* TASK DETAILS:
Work out how many lines of the records contain "next". Answer with the number and nothing else.

---

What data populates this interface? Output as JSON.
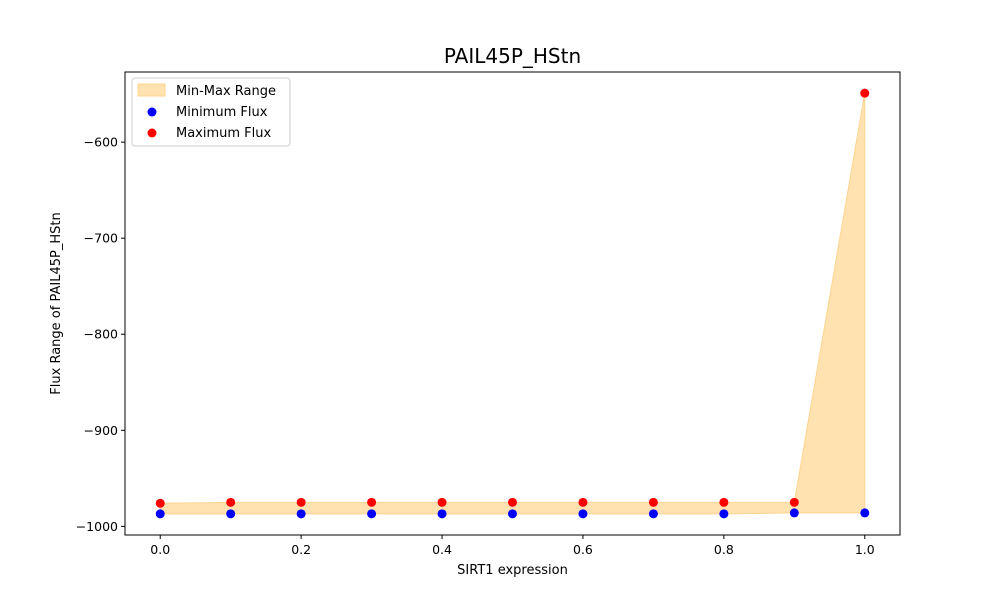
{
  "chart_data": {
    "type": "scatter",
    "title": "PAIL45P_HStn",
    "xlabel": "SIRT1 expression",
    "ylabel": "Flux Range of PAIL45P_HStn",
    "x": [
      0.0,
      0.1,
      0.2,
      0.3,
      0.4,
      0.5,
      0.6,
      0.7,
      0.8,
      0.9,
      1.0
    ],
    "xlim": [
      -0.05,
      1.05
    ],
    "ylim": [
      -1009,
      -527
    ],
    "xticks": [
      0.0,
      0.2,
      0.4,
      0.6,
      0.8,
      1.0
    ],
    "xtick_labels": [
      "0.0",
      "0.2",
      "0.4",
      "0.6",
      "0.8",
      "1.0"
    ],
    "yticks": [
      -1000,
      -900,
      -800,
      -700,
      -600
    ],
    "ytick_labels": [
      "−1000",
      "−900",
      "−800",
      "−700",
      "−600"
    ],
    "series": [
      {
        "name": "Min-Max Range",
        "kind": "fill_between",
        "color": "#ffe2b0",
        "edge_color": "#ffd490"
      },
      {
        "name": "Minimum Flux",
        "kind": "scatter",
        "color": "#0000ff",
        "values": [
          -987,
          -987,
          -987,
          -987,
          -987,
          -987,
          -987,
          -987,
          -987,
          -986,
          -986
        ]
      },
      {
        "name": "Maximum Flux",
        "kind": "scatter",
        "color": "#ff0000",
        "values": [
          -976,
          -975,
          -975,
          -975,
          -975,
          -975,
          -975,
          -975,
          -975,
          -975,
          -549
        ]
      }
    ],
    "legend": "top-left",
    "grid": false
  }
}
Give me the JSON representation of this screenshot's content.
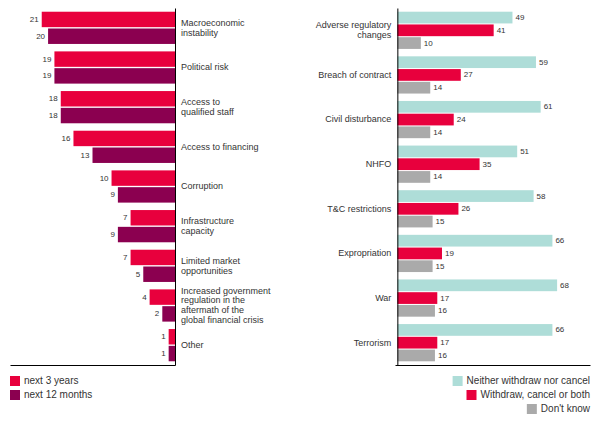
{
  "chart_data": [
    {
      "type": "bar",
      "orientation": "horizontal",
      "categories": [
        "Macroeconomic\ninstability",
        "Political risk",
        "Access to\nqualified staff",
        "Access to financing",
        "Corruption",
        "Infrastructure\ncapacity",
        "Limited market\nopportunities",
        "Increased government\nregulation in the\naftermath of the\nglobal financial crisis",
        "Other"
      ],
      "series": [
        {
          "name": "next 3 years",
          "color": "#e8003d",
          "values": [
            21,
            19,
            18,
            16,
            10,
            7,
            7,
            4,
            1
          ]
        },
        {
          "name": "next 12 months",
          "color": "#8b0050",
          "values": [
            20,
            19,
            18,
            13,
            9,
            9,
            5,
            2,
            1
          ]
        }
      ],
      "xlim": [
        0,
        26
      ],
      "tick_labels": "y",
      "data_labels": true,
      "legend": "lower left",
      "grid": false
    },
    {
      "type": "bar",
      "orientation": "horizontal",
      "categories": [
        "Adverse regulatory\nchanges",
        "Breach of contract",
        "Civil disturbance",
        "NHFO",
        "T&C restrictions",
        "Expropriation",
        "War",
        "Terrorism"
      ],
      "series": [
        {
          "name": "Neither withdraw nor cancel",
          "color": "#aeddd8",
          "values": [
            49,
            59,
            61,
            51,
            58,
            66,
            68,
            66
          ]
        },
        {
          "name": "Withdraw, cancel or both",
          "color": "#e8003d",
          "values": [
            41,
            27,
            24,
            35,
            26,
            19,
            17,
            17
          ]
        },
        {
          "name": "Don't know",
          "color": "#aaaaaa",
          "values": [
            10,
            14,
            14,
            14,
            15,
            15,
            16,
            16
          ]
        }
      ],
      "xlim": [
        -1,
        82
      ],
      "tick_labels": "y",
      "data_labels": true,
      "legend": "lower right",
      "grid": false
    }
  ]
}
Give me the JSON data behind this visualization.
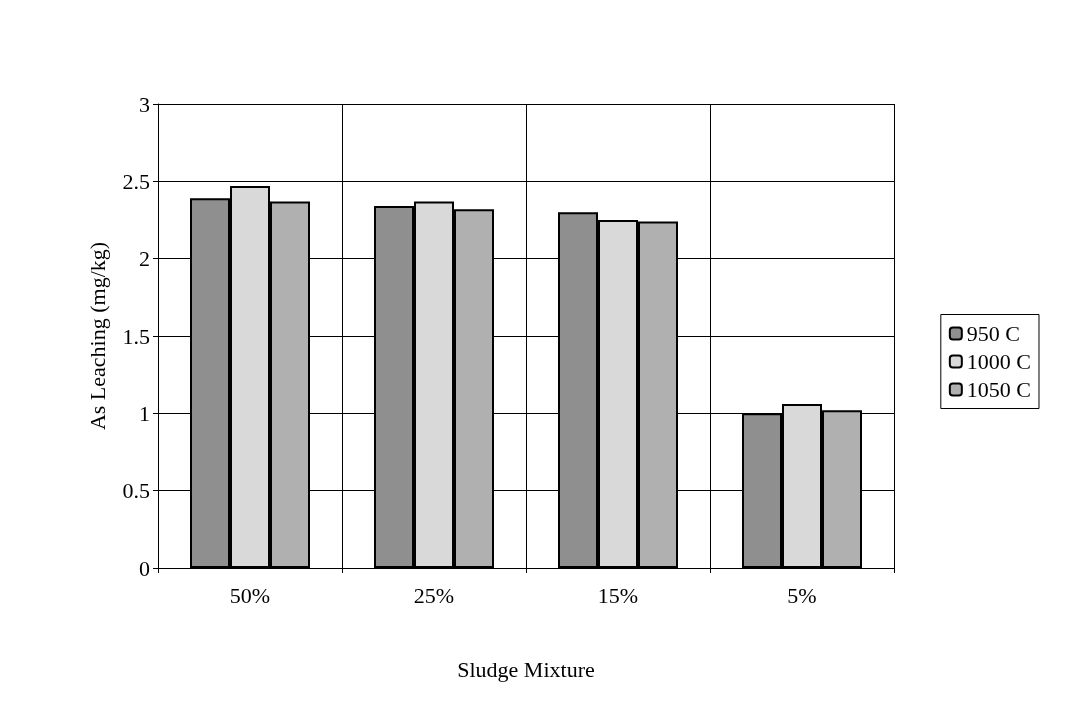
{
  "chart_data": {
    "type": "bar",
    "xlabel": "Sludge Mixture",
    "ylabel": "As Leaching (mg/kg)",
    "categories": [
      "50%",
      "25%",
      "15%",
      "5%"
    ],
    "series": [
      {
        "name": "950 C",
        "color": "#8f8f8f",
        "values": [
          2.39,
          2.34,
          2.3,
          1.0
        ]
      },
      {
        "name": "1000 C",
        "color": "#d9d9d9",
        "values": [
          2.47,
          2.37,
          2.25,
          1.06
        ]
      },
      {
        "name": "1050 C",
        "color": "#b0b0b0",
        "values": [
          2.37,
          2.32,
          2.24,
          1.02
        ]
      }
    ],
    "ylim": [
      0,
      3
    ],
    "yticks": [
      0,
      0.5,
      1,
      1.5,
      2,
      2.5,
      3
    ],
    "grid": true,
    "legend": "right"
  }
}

---

* THE RESPONSE:
2